#### TASK
Emit the data below verbatim, stripping out any pictures.

** Start of DATASET EXCERPTS **

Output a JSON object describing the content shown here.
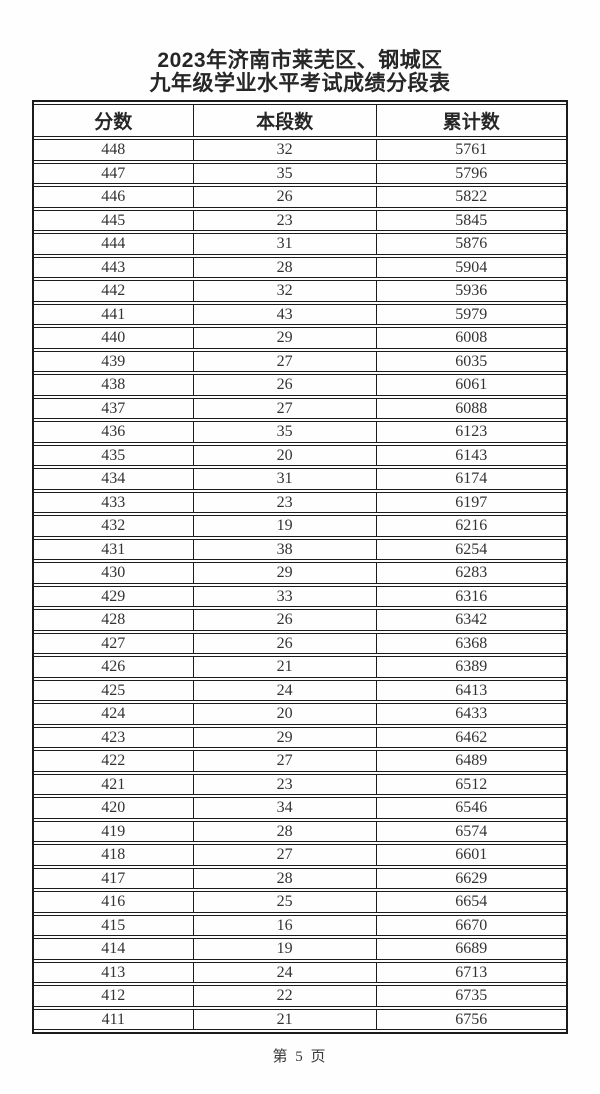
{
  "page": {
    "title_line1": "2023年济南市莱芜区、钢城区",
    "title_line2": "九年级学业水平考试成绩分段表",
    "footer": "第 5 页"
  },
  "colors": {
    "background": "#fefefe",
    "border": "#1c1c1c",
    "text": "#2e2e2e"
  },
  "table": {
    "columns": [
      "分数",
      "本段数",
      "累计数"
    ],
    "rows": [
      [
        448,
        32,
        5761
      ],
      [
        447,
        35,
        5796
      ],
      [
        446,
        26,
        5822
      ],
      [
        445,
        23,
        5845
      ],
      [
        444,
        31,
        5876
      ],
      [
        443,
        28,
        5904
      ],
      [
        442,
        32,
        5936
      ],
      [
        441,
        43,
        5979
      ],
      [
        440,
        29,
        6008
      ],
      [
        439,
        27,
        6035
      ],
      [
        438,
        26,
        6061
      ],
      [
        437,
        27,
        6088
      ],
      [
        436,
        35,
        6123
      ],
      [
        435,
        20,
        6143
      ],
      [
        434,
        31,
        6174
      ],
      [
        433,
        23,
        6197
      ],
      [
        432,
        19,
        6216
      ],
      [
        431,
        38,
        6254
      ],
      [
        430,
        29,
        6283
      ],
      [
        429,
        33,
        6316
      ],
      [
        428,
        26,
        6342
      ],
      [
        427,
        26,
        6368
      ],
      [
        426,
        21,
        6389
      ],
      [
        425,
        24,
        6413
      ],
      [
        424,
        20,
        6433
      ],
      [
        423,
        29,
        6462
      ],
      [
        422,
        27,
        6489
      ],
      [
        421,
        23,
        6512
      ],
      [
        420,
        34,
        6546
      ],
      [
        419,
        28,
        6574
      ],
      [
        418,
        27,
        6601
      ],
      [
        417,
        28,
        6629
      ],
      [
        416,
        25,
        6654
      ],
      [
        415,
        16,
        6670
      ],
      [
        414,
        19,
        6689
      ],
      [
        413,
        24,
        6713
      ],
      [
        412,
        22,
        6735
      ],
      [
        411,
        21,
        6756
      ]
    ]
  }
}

** End of DATASET EXCERPTS **

#### SOLUTION BELOW
Output a JSON object describing the content shown here.
{
  "page": {
    "title_line1": "2023年济南市莱芜区、钢城区",
    "title_line2": "九年级学业水平考试成绩分段表",
    "footer": "第 5 页"
  },
  "colors": {
    "background": "#fefefe",
    "border": "#1c1c1c",
    "text": "#2e2e2e"
  },
  "table": {
    "columns": [
      "分数",
      "本段数",
      "累计数"
    ],
    "rows": [
      [
        448,
        32,
        5761
      ],
      [
        447,
        35,
        5796
      ],
      [
        446,
        26,
        5822
      ],
      [
        445,
        23,
        5845
      ],
      [
        444,
        31,
        5876
      ],
      [
        443,
        28,
        5904
      ],
      [
        442,
        32,
        5936
      ],
      [
        441,
        43,
        5979
      ],
      [
        440,
        29,
        6008
      ],
      [
        439,
        27,
        6035
      ],
      [
        438,
        26,
        6061
      ],
      [
        437,
        27,
        6088
      ],
      [
        436,
        35,
        6123
      ],
      [
        435,
        20,
        6143
      ],
      [
        434,
        31,
        6174
      ],
      [
        433,
        23,
        6197
      ],
      [
        432,
        19,
        6216
      ],
      [
        431,
        38,
        6254
      ],
      [
        430,
        29,
        6283
      ],
      [
        429,
        33,
        6316
      ],
      [
        428,
        26,
        6342
      ],
      [
        427,
        26,
        6368
      ],
      [
        426,
        21,
        6389
      ],
      [
        425,
        24,
        6413
      ],
      [
        424,
        20,
        6433
      ],
      [
        423,
        29,
        6462
      ],
      [
        422,
        27,
        6489
      ],
      [
        421,
        23,
        6512
      ],
      [
        420,
        34,
        6546
      ],
      [
        419,
        28,
        6574
      ],
      [
        418,
        27,
        6601
      ],
      [
        417,
        28,
        6629
      ],
      [
        416,
        25,
        6654
      ],
      [
        415,
        16,
        6670
      ],
      [
        414,
        19,
        6689
      ],
      [
        413,
        24,
        6713
      ],
      [
        412,
        22,
        6735
      ],
      [
        411,
        21,
        6756
      ]
    ]
  }
}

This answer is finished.